__REQUIRED TASK__
Write out the listing below line for line, changing nothing.

[start]

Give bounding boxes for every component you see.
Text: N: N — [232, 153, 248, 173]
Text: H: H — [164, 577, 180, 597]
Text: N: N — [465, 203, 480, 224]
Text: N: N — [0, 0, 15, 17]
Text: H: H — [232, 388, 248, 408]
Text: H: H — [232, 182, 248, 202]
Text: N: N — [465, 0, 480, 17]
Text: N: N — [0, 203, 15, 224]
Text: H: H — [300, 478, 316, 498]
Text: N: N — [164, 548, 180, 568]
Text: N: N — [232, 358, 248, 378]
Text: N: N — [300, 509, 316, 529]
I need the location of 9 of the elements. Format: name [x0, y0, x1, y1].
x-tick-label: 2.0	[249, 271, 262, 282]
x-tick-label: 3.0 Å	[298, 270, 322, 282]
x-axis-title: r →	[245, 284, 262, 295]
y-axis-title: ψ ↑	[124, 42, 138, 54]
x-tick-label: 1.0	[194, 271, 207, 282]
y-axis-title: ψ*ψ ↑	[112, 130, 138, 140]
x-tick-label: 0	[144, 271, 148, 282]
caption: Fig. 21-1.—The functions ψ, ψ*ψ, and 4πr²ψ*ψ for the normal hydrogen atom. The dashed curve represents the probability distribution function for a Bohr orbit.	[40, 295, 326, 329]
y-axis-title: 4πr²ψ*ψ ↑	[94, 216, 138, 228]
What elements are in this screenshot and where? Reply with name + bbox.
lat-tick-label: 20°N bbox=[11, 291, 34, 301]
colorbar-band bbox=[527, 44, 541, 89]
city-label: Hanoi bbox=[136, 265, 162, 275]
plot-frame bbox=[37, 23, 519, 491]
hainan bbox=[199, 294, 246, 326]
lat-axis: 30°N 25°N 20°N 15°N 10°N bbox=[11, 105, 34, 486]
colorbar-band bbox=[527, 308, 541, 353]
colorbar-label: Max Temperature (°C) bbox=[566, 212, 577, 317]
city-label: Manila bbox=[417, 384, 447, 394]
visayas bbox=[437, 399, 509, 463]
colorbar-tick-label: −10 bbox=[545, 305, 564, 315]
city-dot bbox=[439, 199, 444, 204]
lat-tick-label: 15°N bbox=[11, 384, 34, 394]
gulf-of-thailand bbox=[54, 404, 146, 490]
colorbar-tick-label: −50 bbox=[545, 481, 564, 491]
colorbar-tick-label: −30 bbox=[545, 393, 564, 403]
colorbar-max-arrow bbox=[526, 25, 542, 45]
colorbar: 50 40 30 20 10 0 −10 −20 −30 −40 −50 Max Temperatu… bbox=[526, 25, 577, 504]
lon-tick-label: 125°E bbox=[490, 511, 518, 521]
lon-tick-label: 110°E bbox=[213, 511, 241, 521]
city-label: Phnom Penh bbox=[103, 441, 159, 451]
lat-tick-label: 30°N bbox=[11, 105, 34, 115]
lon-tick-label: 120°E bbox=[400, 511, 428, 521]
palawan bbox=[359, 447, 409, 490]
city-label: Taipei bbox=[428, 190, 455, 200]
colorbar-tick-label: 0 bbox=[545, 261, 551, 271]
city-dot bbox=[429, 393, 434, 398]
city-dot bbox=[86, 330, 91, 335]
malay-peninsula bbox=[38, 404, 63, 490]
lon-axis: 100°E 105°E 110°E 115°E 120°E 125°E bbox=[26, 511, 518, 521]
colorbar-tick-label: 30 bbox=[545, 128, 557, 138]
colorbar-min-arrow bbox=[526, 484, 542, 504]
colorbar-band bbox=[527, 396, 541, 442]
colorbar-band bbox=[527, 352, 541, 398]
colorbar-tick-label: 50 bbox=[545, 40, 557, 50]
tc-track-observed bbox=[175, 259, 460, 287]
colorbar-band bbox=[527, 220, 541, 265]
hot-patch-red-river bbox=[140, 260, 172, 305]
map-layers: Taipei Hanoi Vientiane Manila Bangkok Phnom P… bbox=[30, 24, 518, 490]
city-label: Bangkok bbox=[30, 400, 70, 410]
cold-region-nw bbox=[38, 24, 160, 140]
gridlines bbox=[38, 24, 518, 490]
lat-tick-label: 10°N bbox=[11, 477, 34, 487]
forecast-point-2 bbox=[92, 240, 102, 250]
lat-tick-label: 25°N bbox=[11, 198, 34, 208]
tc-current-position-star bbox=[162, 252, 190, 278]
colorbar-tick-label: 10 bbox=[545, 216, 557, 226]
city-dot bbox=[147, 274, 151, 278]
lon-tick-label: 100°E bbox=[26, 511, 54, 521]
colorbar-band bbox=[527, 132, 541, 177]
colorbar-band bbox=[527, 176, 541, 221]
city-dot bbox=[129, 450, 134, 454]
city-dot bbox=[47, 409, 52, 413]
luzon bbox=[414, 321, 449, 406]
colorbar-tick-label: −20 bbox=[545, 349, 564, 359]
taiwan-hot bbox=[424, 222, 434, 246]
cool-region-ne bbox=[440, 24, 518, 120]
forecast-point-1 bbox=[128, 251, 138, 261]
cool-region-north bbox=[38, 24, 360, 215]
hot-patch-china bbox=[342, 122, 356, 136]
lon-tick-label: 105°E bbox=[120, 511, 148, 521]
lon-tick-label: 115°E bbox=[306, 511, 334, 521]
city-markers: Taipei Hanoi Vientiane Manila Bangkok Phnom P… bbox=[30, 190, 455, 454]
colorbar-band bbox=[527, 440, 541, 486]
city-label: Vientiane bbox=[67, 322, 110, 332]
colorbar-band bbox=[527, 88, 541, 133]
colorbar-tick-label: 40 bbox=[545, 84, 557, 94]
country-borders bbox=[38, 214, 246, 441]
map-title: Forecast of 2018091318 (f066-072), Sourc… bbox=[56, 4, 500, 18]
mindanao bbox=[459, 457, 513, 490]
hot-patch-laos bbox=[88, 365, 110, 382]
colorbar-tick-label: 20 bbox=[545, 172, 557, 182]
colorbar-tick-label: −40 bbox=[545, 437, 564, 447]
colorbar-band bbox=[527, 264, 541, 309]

[end]

__FULL OUTPUT__
Give bounding boxes for every component you see.
Text: N: N — [232, 153, 248, 173]
Text: H: H — [164, 577, 180, 597]
Text: N: N — [465, 203, 480, 224]
Text: N: N — [0, 0, 15, 17]
Text: H: H — [232, 388, 248, 408]
Text: H: H — [232, 182, 248, 202]
Text: N: N — [465, 0, 480, 17]
Text: N: N — [0, 203, 15, 224]
Text: H: H — [300, 478, 316, 498]
Text: N: N — [164, 548, 180, 568]
Text: N: N — [232, 358, 248, 378]
Text: N: N — [300, 509, 316, 529]
I need the location of 9 of the elements. Format: name [x0, y0, x1, y1].
x-tick-label: 2.0	[249, 271, 262, 282]
x-tick-label: 3.0 Å	[298, 270, 322, 282]
x-axis-title: r →	[245, 284, 262, 295]
y-axis-title: ψ ↑	[124, 42, 138, 54]
x-tick-label: 1.0	[194, 271, 207, 282]
y-axis-title: ψ*ψ ↑	[112, 130, 138, 140]
x-tick-label: 0	[144, 271, 148, 282]
caption: Fig. 21-1.—The functions ψ, ψ*ψ, and 4πr²ψ*ψ for the normal hydrogen atom. The dashed curve represents the probability distribution function for a Bohr orbit.	[40, 295, 326, 329]
y-axis-title: 4πr²ψ*ψ ↑	[94, 216, 138, 228]
What elements are in this screenshot and where? Reply with name + bbox.
lat-tick-label: 20°N bbox=[11, 291, 34, 301]
colorbar-band bbox=[527, 44, 541, 89]
city-label: Hanoi bbox=[136, 265, 162, 275]
plot-frame bbox=[37, 23, 519, 491]
hainan bbox=[199, 294, 246, 326]
lat-axis: 30°N 25°N 20°N 15°N 10°N bbox=[11, 105, 34, 486]
colorbar-band bbox=[527, 308, 541, 353]
colorbar-label: Max Temperature (°C) bbox=[566, 212, 577, 317]
city-label: Manila bbox=[417, 384, 447, 394]
visayas bbox=[437, 399, 509, 463]
colorbar-tick-label: −10 bbox=[545, 305, 564, 315]
city-dot bbox=[439, 199, 444, 204]
lat-tick-label: 15°N bbox=[11, 384, 34, 394]
gulf-of-thailand bbox=[54, 404, 146, 490]
colorbar-tick-label: −50 bbox=[545, 481, 564, 491]
colorbar-tick-label: −30 bbox=[545, 393, 564, 403]
colorbar-max-arrow bbox=[526, 25, 542, 45]
colorbar: 50 40 30 20 10 0 −10 −20 −30 −40 −50 Max Temperatu… bbox=[526, 25, 577, 504]
lon-tick-label: 125°E bbox=[490, 511, 518, 521]
lon-tick-label: 110°E bbox=[213, 511, 241, 521]
city-label: Phnom Penh bbox=[103, 441, 159, 451]
lat-tick-label: 30°N bbox=[11, 105, 34, 115]
lon-tick-label: 120°E bbox=[400, 511, 428, 521]
palawan bbox=[359, 447, 409, 490]
city-label: Taipei bbox=[428, 190, 455, 200]
colorbar-tick-label: 0 bbox=[545, 261, 551, 271]
city-dot bbox=[429, 393, 434, 398]
city-dot bbox=[86, 330, 91, 335]
malay-peninsula bbox=[38, 404, 63, 490]
lon-axis: 100°E 105°E 110°E 115°E 120°E 125°E bbox=[26, 511, 518, 521]
colorbar-tick-label: 30 bbox=[545, 128, 557, 138]
colorbar-min-arrow bbox=[526, 484, 542, 504]
colorbar-band bbox=[527, 396, 541, 442]
colorbar-band bbox=[527, 352, 541, 398]
colorbar-tick-label: 50 bbox=[545, 40, 557, 50]
tc-track-observed bbox=[175, 259, 460, 287]
colorbar-band bbox=[527, 220, 541, 265]
hot-patch-red-river bbox=[140, 260, 172, 305]
map-layers: Taipei Hanoi Vientiane Manila Bangkok Phnom P… bbox=[30, 24, 518, 490]
city-label: Bangkok bbox=[30, 400, 70, 410]
cold-region-nw bbox=[38, 24, 160, 140]
gridlines bbox=[38, 24, 518, 490]
lat-tick-label: 10°N bbox=[11, 477, 34, 487]
forecast-point-2 bbox=[92, 240, 102, 250]
lat-tick-label: 25°N bbox=[11, 198, 34, 208]
tc-current-position-star bbox=[162, 252, 190, 278]
colorbar-tick-label: 10 bbox=[545, 216, 557, 226]
city-dot bbox=[147, 274, 151, 278]
lon-tick-label: 100°E bbox=[26, 511, 54, 521]
colorbar-band bbox=[527, 132, 541, 177]
colorbar-band bbox=[527, 176, 541, 221]
city-dot bbox=[129, 450, 134, 454]
city-dot bbox=[47, 409, 52, 413]
luzon bbox=[414, 321, 449, 406]
colorbar-tick-label: −20 bbox=[545, 349, 564, 359]
taiwan-hot bbox=[424, 222, 434, 246]
cool-region-ne bbox=[440, 24, 518, 120]
forecast-point-1 bbox=[128, 251, 138, 261]
cool-region-north bbox=[38, 24, 360, 215]
hot-patch-china bbox=[342, 122, 356, 136]
lon-tick-label: 105°E bbox=[120, 511, 148, 521]
lon-tick-label: 115°E bbox=[306, 511, 334, 521]
city-markers: Taipei Hanoi Vientiane Manila Bangkok Phnom P… bbox=[30, 190, 455, 454]
colorbar-band bbox=[527, 440, 541, 486]
city-label: Vientiane bbox=[67, 322, 110, 332]
colorbar-band bbox=[527, 88, 541, 133]
colorbar-tick-label: 40 bbox=[545, 84, 557, 94]
country-borders bbox=[38, 214, 246, 441]
map-title: Forecast of 2018091318 (f066-072), Sourc… bbox=[56, 4, 500, 18]
mindanao bbox=[459, 457, 513, 490]
hot-patch-laos bbox=[88, 365, 110, 382]
colorbar-tick-label: 20 bbox=[545, 172, 557, 182]
colorbar-tick-label: −40 bbox=[545, 437, 564, 447]
colorbar-band bbox=[527, 264, 541, 309]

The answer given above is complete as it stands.